**ENTRIES**:
···

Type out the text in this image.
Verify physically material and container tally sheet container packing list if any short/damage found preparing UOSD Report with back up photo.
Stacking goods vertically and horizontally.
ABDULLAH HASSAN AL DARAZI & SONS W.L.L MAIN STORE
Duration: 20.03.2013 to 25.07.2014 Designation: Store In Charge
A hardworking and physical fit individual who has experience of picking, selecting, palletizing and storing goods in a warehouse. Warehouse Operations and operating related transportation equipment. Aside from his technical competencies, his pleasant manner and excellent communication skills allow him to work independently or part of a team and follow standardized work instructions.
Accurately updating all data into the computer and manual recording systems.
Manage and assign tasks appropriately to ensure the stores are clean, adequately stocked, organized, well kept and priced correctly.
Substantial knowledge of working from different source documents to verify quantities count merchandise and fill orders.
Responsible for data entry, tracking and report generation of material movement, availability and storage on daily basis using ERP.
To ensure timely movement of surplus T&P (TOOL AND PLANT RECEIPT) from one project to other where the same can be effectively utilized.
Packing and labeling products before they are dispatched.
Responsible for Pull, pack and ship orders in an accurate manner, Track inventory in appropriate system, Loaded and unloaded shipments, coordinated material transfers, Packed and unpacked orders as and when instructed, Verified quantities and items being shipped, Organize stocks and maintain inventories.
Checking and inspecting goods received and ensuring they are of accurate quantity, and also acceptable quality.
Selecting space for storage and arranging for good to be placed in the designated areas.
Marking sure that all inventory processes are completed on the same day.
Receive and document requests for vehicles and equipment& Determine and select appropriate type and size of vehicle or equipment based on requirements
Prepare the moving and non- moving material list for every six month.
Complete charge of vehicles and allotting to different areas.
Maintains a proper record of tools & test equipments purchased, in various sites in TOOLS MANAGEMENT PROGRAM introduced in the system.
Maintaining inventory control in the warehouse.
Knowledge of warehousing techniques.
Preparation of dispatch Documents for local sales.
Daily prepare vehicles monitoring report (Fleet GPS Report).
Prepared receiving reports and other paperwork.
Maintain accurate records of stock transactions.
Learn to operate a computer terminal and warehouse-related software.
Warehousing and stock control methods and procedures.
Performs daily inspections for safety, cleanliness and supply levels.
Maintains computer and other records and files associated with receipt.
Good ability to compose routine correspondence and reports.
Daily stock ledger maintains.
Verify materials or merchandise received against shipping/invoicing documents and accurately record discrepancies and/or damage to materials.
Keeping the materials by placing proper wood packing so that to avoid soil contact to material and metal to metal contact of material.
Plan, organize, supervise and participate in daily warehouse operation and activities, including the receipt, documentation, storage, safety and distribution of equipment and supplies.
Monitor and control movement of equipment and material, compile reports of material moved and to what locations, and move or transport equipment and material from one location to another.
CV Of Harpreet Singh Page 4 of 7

···

Your answer should be a single number: the count of lines containing the word "computer".

3